(Entries shown):

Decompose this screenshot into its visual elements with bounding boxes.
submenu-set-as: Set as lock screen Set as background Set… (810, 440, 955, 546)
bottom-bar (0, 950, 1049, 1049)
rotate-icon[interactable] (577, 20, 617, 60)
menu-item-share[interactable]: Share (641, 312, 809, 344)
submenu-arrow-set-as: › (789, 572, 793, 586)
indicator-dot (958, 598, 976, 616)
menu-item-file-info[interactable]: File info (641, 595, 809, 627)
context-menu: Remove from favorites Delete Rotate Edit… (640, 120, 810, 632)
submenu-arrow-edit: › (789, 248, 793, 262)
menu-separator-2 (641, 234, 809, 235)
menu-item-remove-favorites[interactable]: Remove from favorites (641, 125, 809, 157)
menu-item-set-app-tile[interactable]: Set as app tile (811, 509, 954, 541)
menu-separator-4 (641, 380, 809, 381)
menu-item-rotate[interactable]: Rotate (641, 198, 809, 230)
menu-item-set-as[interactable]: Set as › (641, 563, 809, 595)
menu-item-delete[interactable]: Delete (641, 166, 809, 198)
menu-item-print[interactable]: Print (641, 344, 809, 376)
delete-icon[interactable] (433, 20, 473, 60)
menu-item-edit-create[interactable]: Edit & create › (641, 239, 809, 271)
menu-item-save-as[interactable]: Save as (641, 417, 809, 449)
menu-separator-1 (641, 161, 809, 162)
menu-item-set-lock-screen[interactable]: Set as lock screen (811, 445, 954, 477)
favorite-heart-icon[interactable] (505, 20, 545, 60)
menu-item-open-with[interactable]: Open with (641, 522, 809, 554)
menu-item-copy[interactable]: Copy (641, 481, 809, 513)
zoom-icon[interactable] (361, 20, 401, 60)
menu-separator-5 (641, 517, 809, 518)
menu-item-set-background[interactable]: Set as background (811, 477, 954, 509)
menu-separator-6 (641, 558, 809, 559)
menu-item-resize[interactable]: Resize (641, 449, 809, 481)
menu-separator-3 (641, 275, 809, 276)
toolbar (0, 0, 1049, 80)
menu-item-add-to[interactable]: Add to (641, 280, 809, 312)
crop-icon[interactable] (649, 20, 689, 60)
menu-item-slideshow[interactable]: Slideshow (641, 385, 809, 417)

(Aim):
Update the entries above by replacing every occurrence of "interactable" with "clickable", leaving everything else unchanged.

(Response to the task):
Decompose this screenshot into its visual elements with bounding boxes.
submenu-set-as: Set as lock screen Set as background Set… (810, 440, 955, 546)
bottom-bar (0, 950, 1049, 1049)
rotate-icon[clickable] (577, 20, 617, 60)
menu-item-share[clickable]: Share (641, 312, 809, 344)
submenu-arrow-set-as: › (789, 572, 793, 586)
indicator-dot (958, 598, 976, 616)
menu-item-file-info[clickable]: File info (641, 595, 809, 627)
context-menu: Remove from favorites Delete Rotate Edit… (640, 120, 810, 632)
submenu-arrow-edit: › (789, 248, 793, 262)
menu-separator-2 (641, 234, 809, 235)
menu-item-remove-favorites[clickable]: Remove from favorites (641, 125, 809, 157)
menu-item-set-app-tile[clickable]: Set as app tile (811, 509, 954, 541)
menu-separator-4 (641, 380, 809, 381)
menu-item-rotate[clickable]: Rotate (641, 198, 809, 230)
menu-item-set-as[clickable]: Set as › (641, 563, 809, 595)
menu-item-delete[clickable]: Delete (641, 166, 809, 198)
menu-item-print[clickable]: Print (641, 344, 809, 376)
delete-icon[clickable] (433, 20, 473, 60)
menu-item-edit-create[clickable]: Edit & create › (641, 239, 809, 271)
menu-item-save-as[clickable]: Save as (641, 417, 809, 449)
menu-separator-1 (641, 161, 809, 162)
menu-item-set-lock-screen[clickable]: Set as lock screen (811, 445, 954, 477)
favorite-heart-icon[clickable] (505, 20, 545, 60)
menu-item-open-with[clickable]: Open with (641, 522, 809, 554)
menu-item-copy[clickable]: Copy (641, 481, 809, 513)
zoom-icon[clickable] (361, 20, 401, 60)
menu-separator-5 (641, 517, 809, 518)
menu-item-set-background[clickable]: Set as background (811, 477, 954, 509)
menu-separator-6 (641, 558, 809, 559)
menu-item-resize[clickable]: Resize (641, 449, 809, 481)
menu-separator-3 (641, 275, 809, 276)
toolbar (0, 0, 1049, 80)
menu-item-add-to[clickable]: Add to (641, 280, 809, 312)
crop-icon[clickable] (649, 20, 689, 60)
menu-item-slideshow[clickable]: Slideshow (641, 385, 809, 417)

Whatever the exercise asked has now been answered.